- [DIRECTIONS FOR THIS TASK]
Print all the records exactly, please.

- [SOURCE MATERIAL]
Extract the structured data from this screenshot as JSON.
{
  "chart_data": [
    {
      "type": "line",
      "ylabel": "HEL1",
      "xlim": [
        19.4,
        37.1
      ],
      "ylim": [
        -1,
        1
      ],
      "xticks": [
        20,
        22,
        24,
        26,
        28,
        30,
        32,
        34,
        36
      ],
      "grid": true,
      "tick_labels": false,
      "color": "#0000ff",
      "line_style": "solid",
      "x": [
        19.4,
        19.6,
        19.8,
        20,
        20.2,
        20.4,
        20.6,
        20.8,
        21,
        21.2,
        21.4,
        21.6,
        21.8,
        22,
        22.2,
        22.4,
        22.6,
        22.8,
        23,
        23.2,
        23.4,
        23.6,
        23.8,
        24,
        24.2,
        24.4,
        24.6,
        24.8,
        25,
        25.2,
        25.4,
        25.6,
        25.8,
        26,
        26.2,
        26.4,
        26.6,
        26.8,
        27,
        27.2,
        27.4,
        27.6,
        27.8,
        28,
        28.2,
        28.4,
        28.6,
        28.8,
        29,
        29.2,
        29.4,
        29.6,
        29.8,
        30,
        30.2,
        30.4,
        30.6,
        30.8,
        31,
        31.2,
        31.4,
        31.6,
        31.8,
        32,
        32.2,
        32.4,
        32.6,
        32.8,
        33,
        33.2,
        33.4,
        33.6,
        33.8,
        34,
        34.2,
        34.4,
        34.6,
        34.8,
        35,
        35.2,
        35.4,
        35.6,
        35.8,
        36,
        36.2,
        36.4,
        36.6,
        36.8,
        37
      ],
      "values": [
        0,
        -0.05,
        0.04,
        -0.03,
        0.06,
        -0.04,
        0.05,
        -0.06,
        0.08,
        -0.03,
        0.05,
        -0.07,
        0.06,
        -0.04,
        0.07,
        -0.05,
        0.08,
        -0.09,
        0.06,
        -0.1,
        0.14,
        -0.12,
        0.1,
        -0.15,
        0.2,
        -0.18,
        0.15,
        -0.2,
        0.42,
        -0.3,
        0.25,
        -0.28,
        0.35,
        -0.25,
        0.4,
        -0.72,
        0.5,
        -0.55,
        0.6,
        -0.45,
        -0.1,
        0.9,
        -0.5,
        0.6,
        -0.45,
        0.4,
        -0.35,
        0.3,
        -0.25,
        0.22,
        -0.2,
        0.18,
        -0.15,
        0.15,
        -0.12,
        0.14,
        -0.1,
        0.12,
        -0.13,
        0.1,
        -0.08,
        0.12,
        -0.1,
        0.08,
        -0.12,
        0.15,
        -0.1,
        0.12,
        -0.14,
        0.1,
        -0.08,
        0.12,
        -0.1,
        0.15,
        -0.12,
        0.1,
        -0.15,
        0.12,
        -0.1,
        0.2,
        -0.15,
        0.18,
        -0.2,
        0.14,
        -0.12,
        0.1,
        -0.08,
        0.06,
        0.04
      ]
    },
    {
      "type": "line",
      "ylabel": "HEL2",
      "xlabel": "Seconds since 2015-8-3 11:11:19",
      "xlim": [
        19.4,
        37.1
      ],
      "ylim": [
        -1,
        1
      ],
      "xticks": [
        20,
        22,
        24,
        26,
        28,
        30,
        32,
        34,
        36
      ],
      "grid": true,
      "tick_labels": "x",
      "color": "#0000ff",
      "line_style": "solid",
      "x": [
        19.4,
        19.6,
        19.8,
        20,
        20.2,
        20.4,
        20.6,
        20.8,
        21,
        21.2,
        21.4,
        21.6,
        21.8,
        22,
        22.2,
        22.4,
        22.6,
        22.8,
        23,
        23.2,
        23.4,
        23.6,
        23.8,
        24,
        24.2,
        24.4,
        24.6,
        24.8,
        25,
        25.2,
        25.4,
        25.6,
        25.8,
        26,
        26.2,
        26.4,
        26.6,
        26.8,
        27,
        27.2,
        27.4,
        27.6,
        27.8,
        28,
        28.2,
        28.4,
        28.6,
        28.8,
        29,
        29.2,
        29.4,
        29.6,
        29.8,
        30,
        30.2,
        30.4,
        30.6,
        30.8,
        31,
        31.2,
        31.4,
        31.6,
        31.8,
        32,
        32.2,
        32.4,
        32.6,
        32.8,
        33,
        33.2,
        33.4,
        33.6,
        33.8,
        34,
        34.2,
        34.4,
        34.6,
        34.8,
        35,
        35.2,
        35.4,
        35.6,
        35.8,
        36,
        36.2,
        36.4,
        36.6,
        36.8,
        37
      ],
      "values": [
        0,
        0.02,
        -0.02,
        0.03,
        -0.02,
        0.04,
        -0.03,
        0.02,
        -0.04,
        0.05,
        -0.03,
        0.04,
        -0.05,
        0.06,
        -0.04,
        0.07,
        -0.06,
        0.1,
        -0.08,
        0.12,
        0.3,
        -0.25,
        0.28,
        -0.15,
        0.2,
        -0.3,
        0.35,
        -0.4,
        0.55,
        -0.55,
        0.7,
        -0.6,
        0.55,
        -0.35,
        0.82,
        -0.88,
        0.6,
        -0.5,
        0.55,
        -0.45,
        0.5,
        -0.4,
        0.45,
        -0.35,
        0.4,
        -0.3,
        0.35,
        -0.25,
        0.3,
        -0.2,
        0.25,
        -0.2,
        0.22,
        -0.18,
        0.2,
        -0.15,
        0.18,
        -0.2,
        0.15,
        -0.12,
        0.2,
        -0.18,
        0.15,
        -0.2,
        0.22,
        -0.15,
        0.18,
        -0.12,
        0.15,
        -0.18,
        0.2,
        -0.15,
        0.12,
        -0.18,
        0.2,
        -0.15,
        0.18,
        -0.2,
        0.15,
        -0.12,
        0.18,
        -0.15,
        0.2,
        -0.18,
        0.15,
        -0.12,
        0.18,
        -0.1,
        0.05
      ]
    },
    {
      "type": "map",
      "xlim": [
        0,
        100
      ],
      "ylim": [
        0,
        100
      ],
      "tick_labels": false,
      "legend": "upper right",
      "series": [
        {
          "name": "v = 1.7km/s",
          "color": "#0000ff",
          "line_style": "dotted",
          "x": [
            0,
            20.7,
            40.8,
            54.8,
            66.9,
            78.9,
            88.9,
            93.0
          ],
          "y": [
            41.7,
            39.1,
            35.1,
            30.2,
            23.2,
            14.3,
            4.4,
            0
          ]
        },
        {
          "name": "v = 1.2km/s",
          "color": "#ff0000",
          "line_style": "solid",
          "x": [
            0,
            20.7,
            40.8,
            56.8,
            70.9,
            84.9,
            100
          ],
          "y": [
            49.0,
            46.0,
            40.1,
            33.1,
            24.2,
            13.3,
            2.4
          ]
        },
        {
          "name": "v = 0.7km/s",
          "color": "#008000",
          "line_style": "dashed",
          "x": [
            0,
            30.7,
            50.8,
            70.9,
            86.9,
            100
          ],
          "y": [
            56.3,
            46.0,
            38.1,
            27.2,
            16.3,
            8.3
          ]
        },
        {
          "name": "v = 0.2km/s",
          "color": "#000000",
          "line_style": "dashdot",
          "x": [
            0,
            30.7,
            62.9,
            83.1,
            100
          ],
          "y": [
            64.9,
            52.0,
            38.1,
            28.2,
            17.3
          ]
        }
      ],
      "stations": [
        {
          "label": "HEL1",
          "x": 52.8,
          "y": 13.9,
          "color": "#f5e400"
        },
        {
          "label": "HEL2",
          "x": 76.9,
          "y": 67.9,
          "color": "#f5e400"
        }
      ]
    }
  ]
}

- [EXERCISE RESULT]
Extract the structured data from this screenshot as JSON.
{
  "chart_data": [
    {
      "type": "line",
      "ylabel": "HEL1",
      "xlim": [
        19.4,
        37.1
      ],
      "ylim": [
        -1,
        1
      ],
      "xticks": [
        20,
        22,
        24,
        26,
        28,
        30,
        32,
        34,
        36
      ],
      "grid": true,
      "tick_labels": false,
      "color": "#0000ff",
      "line_style": "solid",
      "x": [
        19.4,
        19.6,
        19.8,
        20,
        20.2,
        20.4,
        20.6,
        20.8,
        21,
        21.2,
        21.4,
        21.6,
        21.8,
        22,
        22.2,
        22.4,
        22.6,
        22.8,
        23,
        23.2,
        23.4,
        23.6,
        23.8,
        24,
        24.2,
        24.4,
        24.6,
        24.8,
        25,
        25.2,
        25.4,
        25.6,
        25.8,
        26,
        26.2,
        26.4,
        26.6,
        26.8,
        27,
        27.2,
        27.4,
        27.6,
        27.8,
        28,
        28.2,
        28.4,
        28.6,
        28.8,
        29,
        29.2,
        29.4,
        29.6,
        29.8,
        30,
        30.2,
        30.4,
        30.6,
        30.8,
        31,
        31.2,
        31.4,
        31.6,
        31.8,
        32,
        32.2,
        32.4,
        32.6,
        32.8,
        33,
        33.2,
        33.4,
        33.6,
        33.8,
        34,
        34.2,
        34.4,
        34.6,
        34.8,
        35,
        35.2,
        35.4,
        35.6,
        35.8,
        36,
        36.2,
        36.4,
        36.6,
        36.8,
        37
      ],
      "values": [
        0,
        -0.05,
        0.04,
        -0.03,
        0.06,
        -0.04,
        0.05,
        -0.06,
        0.08,
        -0.03,
        0.05,
        -0.07,
        0.06,
        -0.04,
        0.07,
        -0.05,
        0.08,
        -0.09,
        0.06,
        -0.1,
        0.14,
        -0.12,
        0.1,
        -0.15,
        0.2,
        -0.18,
        0.15,
        -0.2,
        0.42,
        -0.3,
        0.25,
        -0.28,
        0.35,
        -0.25,
        0.4,
        -0.72,
        0.5,
        -0.55,
        0.6,
        -0.45,
        -0.1,
        0.9,
        -0.5,
        0.6,
        -0.45,
        0.4,
        -0.35,
        0.3,
        -0.25,
        0.22,
        -0.2,
        0.18,
        -0.15,
        0.15,
        -0.12,
        0.14,
        -0.1,
        0.12,
        -0.13,
        0.1,
        -0.08,
        0.12,
        -0.1,
        0.08,
        -0.12,
        0.15,
        -0.1,
        0.12,
        -0.14,
        0.1,
        -0.08,
        0.12,
        -0.1,
        0.15,
        -0.12,
        0.1,
        -0.15,
        0.12,
        -0.1,
        0.2,
        -0.15,
        0.18,
        -0.2,
        0.14,
        -0.12,
        0.1,
        -0.08,
        0.06,
        0.04
      ]
    },
    {
      "type": "line",
      "ylabel": "HEL2",
      "xlabel": "Seconds since 2015-8-3 11:11:19",
      "xlim": [
        19.4,
        37.1
      ],
      "ylim": [
        -1,
        1
      ],
      "xticks": [
        20,
        22,
        24,
        26,
        28,
        30,
        32,
        34,
        36
      ],
      "grid": true,
      "tick_labels": "x",
      "color": "#0000ff",
      "line_style": "solid",
      "x": [
        19.4,
        19.6,
        19.8,
        20,
        20.2,
        20.4,
        20.6,
        20.8,
        21,
        21.2,
        21.4,
        21.6,
        21.8,
        22,
        22.2,
        22.4,
        22.6,
        22.8,
        23,
        23.2,
        23.4,
        23.6,
        23.8,
        24,
        24.2,
        24.4,
        24.6,
        24.8,
        25,
        25.2,
        25.4,
        25.6,
        25.8,
        26,
        26.2,
        26.4,
        26.6,
        26.8,
        27,
        27.2,
        27.4,
        27.6,
        27.8,
        28,
        28.2,
        28.4,
        28.6,
        28.8,
        29,
        29.2,
        29.4,
        29.6,
        29.8,
        30,
        30.2,
        30.4,
        30.6,
        30.8,
        31,
        31.2,
        31.4,
        31.6,
        31.8,
        32,
        32.2,
        32.4,
        32.6,
        32.8,
        33,
        33.2,
        33.4,
        33.6,
        33.8,
        34,
        34.2,
        34.4,
        34.6,
        34.8,
        35,
        35.2,
        35.4,
        35.6,
        35.8,
        36,
        36.2,
        36.4,
        36.6,
        36.8,
        37
      ],
      "values": [
        0,
        0.02,
        -0.02,
        0.03,
        -0.02,
        0.04,
        -0.03,
        0.02,
        -0.04,
        0.05,
        -0.03,
        0.04,
        -0.05,
        0.06,
        -0.04,
        0.07,
        -0.06,
        0.1,
        -0.08,
        0.12,
        0.3,
        -0.25,
        0.28,
        -0.15,
        0.2,
        -0.3,
        0.35,
        -0.4,
        0.55,
        -0.55,
        0.7,
        -0.6,
        0.55,
        -0.35,
        0.82,
        -0.88,
        0.6,
        -0.5,
        0.55,
        -0.45,
        0.5,
        -0.4,
        0.45,
        -0.35,
        0.4,
        -0.3,
        0.35,
        -0.25,
        0.3,
        -0.2,
        0.25,
        -0.2,
        0.22,
        -0.18,
        0.2,
        -0.15,
        0.18,
        -0.2,
        0.15,
        -0.12,
        0.2,
        -0.18,
        0.15,
        -0.2,
        0.22,
        -0.15,
        0.18,
        -0.12,
        0.15,
        -0.18,
        0.2,
        -0.15,
        0.12,
        -0.18,
        0.2,
        -0.15,
        0.18,
        -0.2,
        0.15,
        -0.12,
        0.18,
        -0.15,
        0.2,
        -0.18,
        0.15,
        -0.12,
        0.18,
        -0.1,
        0.05
      ]
    },
    {
      "type": "map",
      "xlim": [
        0,
        100
      ],
      "ylim": [
        0,
        100
      ],
      "tick_labels": false,
      "legend": "upper right",
      "series": [
        {
          "name": "v = 1.7km/s",
          "color": "#0000ff",
          "line_style": "dotted",
          "x": [
            0,
            20.7,
            40.8,
            54.8,
            66.9,
            78.9,
            88.9,
            93.0
          ],
          "y": [
            41.7,
            39.1,
            35.1,
            30.2,
            23.2,
            14.3,
            4.4,
            0
          ]
        },
        {
          "name": "v = 1.2km/s",
          "color": "#ff0000",
          "line_style": "solid",
          "x": [
            0,
            20.7,
            40.8,
            56.8,
            70.9,
            84.9,
            100
          ],
          "y": [
            49.0,
            46.0,
            40.1,
            33.1,
            24.2,
            13.3,
            2.4
          ]
        },
        {
          "name": "v = 0.7km/s",
          "color": "#008000",
          "line_style": "dashed",
          "x": [
            0,
            30.7,
            50.8,
            70.9,
            86.9,
            100
          ],
          "y": [
            56.3,
            46.0,
            38.1,
            27.2,
            16.3,
            8.3
          ]
        },
        {
          "name": "v = 0.2km/s",
          "color": "#000000",
          "line_style": "dashdot",
          "x": [
            0,
            30.7,
            62.9,
            83.1,
            100
          ],
          "y": [
            64.9,
            52.0,
            38.1,
            28.2,
            17.3
          ]
        }
      ],
      "stations": [
        {
          "label": "HEL1",
          "x": 52.8,
          "y": 13.9,
          "color": "#f5e400"
        },
        {
          "label": "HEL2",
          "x": 76.9,
          "y": 67.9,
          "color": "#f5e400"
        }
      ]
    }
  ]
}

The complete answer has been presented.